▸ **What is required**
Pick every line out of the entries below that holds the string "ongeveer", and report them.

[Dataset rows about figures]
===============

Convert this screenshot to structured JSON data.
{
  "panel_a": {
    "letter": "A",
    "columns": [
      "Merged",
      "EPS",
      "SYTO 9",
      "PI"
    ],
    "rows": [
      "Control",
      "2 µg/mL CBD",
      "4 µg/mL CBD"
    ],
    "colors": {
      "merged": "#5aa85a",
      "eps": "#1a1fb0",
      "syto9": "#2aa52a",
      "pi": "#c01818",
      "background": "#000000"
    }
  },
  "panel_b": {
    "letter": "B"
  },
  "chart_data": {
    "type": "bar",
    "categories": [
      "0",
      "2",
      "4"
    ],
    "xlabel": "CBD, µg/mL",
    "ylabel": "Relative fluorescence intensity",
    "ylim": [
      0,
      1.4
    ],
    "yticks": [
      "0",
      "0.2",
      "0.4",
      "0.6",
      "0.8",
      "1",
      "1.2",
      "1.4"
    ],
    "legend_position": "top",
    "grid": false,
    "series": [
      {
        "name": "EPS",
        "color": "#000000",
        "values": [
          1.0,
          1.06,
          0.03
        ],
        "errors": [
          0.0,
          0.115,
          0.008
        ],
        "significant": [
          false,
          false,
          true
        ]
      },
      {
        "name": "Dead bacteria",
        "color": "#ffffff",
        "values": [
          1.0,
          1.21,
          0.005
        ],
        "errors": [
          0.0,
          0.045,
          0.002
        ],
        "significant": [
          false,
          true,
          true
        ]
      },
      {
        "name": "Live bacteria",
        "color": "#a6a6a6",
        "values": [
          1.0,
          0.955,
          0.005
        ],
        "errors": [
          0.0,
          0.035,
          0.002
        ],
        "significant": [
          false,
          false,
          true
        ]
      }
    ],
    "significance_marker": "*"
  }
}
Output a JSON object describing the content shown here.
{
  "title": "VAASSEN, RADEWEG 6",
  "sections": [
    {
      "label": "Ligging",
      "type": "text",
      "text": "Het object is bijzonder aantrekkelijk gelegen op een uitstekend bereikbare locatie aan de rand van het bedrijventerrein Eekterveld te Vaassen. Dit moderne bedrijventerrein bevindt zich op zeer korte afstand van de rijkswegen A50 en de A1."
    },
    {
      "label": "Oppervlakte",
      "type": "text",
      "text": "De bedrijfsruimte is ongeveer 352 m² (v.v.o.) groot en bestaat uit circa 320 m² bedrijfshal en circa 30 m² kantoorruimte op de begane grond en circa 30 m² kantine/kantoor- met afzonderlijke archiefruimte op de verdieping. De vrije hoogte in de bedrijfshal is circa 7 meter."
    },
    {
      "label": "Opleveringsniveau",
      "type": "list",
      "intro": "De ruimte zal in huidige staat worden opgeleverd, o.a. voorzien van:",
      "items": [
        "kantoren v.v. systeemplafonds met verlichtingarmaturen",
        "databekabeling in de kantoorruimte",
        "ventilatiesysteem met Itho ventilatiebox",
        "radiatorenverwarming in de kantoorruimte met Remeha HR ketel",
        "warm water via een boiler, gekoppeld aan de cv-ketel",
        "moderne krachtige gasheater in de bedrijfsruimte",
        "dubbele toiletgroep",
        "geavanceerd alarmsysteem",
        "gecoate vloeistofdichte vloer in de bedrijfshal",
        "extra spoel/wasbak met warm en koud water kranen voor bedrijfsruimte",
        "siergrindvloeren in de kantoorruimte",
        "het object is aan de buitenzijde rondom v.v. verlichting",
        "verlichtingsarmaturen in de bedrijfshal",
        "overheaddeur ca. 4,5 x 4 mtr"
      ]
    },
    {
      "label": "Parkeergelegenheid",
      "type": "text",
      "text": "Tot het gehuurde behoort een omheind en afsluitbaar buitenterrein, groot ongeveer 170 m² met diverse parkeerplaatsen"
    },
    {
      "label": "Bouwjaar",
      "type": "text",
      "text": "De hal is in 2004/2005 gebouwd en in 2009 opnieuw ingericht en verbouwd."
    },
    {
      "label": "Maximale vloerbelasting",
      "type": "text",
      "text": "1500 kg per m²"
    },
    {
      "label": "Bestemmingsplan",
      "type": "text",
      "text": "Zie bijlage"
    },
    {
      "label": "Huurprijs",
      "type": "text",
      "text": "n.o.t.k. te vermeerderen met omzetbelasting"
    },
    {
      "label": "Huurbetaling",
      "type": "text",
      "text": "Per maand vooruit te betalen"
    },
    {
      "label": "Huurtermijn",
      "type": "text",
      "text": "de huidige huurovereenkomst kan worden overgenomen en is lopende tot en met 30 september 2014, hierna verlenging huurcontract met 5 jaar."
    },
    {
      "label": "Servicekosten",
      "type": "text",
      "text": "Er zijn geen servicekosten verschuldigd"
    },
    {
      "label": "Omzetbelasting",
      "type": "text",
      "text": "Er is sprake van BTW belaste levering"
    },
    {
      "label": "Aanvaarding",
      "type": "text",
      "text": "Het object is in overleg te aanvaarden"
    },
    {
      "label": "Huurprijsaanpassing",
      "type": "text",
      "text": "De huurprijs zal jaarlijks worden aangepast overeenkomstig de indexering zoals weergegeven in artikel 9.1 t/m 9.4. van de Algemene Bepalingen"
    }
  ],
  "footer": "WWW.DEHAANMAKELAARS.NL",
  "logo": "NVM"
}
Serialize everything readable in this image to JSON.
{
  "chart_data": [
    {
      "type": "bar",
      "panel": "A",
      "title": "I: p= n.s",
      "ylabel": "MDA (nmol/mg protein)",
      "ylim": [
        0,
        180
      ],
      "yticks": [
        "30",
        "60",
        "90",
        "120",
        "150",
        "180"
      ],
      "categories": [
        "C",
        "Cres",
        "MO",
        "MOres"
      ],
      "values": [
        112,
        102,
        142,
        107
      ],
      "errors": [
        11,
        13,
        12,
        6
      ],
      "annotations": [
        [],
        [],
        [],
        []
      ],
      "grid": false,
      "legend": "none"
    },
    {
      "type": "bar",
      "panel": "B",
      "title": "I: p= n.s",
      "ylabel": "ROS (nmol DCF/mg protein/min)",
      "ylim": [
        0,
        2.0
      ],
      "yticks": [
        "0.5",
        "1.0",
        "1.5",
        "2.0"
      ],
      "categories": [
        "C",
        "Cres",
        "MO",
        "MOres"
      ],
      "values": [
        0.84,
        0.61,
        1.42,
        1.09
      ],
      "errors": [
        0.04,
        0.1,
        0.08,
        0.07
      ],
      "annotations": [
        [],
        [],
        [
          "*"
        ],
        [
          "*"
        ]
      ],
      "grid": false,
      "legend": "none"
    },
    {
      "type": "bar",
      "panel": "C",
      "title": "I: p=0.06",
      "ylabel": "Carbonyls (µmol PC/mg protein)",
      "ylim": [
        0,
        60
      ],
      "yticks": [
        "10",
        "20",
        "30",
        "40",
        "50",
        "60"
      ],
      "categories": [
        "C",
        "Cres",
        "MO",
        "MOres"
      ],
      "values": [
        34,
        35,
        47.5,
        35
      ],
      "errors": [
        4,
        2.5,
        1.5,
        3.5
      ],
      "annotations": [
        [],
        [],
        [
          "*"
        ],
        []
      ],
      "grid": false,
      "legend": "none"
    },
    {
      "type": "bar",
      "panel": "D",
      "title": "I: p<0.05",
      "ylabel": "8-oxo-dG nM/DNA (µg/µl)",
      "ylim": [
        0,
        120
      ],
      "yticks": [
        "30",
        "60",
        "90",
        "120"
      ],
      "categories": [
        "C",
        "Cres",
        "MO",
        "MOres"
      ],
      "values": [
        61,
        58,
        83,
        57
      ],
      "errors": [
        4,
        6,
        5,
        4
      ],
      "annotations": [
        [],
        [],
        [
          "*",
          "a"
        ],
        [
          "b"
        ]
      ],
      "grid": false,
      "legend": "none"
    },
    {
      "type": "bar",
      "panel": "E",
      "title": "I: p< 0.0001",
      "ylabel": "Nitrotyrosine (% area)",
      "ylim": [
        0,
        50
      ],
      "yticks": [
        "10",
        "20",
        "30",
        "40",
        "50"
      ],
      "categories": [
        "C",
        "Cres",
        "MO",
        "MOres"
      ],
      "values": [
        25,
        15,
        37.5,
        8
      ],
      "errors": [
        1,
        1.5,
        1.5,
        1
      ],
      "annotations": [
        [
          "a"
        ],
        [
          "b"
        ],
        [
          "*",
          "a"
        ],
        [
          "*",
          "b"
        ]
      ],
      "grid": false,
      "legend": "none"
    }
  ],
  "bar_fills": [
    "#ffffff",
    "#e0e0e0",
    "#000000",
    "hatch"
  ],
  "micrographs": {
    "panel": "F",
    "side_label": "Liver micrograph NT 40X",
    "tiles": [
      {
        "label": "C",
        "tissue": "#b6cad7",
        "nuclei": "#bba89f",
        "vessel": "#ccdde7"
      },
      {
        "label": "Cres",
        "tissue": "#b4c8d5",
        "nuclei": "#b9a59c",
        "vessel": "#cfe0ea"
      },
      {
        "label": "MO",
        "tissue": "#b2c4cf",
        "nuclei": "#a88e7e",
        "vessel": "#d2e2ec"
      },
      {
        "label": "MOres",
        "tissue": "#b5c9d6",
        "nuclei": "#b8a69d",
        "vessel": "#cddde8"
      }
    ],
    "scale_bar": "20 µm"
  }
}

===============

▸ **Result of this exercise**
      "text": "De bedrijfsruimte is ongeveer 352 m² (v.v.o.) groot en bestaat uit circa 320 m² bedrijfshal en circa 30 m² kantoorruimte op de begane grond en circa 30 m² kantine/kantoor- met afzonderlijke archiefruimte op de verdieping. De vrije hoogte in de bedrijfshal is circa 7 meter."
      "text": "Tot het gehuurde behoort een omheind en afsluitbaar buitenterrein, groot ongeveer 170 m² met diverse parkeerplaatsen"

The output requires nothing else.